Repeat all the records exactly, omitting pictures.

Start Recorded data

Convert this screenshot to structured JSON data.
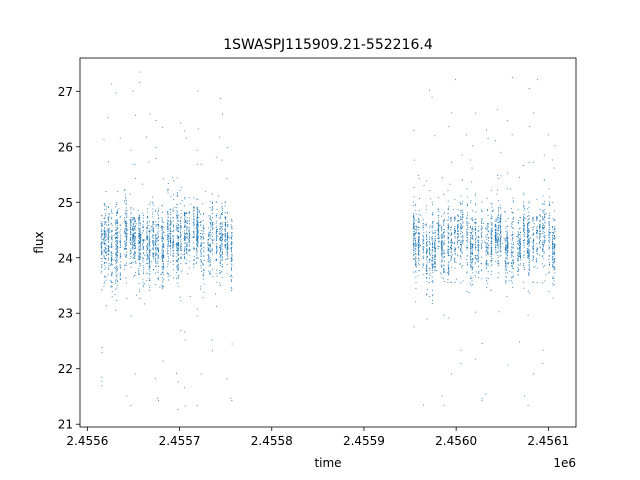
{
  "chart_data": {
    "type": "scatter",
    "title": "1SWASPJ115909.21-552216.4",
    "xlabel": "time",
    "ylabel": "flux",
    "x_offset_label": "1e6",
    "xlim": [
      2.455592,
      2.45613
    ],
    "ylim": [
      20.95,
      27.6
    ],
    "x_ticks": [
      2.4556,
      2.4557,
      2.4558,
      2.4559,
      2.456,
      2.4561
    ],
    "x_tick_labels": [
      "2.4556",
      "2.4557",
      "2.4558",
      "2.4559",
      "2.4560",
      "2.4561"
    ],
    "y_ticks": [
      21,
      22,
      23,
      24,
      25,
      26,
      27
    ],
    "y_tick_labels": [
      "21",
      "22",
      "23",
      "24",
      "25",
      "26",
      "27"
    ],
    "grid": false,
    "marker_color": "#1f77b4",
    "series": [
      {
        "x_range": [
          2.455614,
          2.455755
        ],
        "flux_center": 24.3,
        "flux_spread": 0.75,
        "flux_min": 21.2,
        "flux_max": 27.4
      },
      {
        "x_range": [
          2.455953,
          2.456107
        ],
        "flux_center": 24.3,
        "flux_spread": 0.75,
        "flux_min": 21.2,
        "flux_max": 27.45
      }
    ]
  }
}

End Recorded data

### Worked solution
Convert this screenshot to structured JSON data.
{
  "chart_data": {
    "type": "scatter",
    "title": "1SWASPJ115909.21-552216.4",
    "xlabel": "time",
    "ylabel": "flux",
    "x_offset_label": "1e6",
    "xlim": [
      2.455592,
      2.45613
    ],
    "ylim": [
      20.95,
      27.6
    ],
    "x_ticks": [
      2.4556,
      2.4557,
      2.4558,
      2.4559,
      2.456,
      2.4561
    ],
    "x_tick_labels": [
      "2.4556",
      "2.4557",
      "2.4558",
      "2.4559",
      "2.4560",
      "2.4561"
    ],
    "y_ticks": [
      21,
      22,
      23,
      24,
      25,
      26,
      27
    ],
    "y_tick_labels": [
      "21",
      "22",
      "23",
      "24",
      "25",
      "26",
      "27"
    ],
    "grid": false,
    "marker_color": "#1f77b4",
    "series": [
      {
        "x_range": [
          2.455614,
          2.455755
        ],
        "flux_center": 24.3,
        "flux_spread": 0.75,
        "flux_min": 21.2,
        "flux_max": 27.4
      },
      {
        "x_range": [
          2.455953,
          2.456107
        ],
        "flux_center": 24.3,
        "flux_spread": 0.75,
        "flux_min": 21.2,
        "flux_max": 27.45
      }
    ]
  }
}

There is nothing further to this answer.